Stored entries
_ _ _ _ _

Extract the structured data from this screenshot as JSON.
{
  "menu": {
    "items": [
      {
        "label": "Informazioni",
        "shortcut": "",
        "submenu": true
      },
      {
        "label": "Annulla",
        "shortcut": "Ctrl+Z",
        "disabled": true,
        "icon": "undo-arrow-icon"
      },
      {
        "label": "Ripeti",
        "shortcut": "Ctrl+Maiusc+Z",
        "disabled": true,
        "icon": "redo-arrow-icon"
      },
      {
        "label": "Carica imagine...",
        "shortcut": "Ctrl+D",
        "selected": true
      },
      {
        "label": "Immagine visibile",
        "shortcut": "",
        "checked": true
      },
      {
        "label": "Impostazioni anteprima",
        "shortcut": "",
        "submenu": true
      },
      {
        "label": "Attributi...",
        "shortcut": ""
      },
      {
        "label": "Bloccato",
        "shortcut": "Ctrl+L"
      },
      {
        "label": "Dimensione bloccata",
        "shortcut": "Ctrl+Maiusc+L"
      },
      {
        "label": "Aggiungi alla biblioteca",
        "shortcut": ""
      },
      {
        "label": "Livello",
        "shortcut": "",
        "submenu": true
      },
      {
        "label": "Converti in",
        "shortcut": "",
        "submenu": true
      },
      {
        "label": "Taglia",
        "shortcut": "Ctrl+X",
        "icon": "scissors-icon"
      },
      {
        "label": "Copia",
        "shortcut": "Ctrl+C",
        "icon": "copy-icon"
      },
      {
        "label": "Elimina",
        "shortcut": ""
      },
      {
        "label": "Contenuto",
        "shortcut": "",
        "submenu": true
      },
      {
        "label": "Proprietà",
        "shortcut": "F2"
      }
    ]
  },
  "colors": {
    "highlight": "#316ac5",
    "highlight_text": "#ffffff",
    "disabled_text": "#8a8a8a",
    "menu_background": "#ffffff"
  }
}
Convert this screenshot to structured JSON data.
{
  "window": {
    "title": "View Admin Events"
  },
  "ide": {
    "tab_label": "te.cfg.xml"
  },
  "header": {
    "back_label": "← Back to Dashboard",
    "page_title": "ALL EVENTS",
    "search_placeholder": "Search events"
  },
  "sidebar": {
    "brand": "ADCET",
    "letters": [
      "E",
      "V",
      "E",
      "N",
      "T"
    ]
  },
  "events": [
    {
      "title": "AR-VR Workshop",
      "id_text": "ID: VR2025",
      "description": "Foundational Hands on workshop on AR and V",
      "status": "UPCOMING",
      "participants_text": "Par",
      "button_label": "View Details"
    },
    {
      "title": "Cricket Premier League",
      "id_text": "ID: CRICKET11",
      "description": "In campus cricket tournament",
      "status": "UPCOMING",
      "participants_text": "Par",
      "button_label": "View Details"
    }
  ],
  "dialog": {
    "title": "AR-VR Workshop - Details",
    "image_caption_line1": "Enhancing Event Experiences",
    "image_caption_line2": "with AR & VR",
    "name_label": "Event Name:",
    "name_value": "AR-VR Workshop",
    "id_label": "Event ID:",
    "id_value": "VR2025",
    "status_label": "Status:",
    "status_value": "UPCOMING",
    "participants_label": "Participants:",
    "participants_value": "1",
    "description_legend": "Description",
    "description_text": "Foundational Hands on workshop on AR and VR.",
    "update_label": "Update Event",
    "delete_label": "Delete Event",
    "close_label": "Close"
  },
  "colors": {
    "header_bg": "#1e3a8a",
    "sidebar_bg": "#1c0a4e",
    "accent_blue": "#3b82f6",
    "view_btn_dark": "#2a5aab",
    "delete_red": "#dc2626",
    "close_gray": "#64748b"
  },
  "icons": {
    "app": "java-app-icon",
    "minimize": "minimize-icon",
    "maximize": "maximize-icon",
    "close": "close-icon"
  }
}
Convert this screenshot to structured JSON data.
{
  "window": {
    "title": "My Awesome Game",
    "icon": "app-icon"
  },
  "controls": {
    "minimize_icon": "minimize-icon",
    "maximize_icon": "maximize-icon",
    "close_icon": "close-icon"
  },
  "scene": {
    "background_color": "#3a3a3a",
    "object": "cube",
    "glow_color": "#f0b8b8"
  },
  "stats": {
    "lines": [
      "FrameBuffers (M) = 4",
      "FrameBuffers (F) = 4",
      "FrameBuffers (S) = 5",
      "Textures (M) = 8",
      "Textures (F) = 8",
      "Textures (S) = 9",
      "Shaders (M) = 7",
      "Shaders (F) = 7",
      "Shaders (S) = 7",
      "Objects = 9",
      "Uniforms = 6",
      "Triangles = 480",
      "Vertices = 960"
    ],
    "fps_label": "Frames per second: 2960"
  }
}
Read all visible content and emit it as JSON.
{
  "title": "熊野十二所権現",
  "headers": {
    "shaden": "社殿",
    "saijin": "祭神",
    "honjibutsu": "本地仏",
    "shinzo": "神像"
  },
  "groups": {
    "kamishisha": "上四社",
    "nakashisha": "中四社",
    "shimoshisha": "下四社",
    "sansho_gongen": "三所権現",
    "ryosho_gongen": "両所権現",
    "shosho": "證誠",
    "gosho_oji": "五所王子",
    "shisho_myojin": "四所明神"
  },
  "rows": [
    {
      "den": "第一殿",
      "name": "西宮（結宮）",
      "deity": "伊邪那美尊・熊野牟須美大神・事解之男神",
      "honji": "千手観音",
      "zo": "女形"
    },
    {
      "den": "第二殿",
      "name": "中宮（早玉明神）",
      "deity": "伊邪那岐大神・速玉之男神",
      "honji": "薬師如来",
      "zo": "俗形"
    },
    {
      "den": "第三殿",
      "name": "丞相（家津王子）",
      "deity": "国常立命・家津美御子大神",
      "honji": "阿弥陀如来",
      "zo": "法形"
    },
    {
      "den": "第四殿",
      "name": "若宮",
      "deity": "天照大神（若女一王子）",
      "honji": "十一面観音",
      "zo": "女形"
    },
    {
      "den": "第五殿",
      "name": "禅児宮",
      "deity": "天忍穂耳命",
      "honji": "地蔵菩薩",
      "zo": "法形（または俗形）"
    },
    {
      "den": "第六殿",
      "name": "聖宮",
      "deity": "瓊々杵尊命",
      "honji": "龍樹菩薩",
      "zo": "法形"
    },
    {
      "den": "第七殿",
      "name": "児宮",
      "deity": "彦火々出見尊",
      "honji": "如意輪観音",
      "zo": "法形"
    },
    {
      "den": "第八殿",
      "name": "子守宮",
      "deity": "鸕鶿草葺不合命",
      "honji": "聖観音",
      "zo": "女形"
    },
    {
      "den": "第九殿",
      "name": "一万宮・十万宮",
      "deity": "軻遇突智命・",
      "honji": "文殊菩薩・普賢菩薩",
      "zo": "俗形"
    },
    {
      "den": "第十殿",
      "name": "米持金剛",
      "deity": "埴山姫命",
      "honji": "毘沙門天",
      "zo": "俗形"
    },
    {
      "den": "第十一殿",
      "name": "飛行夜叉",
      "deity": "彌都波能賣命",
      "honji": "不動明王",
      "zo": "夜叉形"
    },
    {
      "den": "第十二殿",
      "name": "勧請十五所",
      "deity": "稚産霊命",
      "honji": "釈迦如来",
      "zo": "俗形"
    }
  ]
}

_ _ _ _ _

# [Task instructions]
Find every line that includes the string "ffffff". Report how many there are and nothing else.

# [Finished answer]
2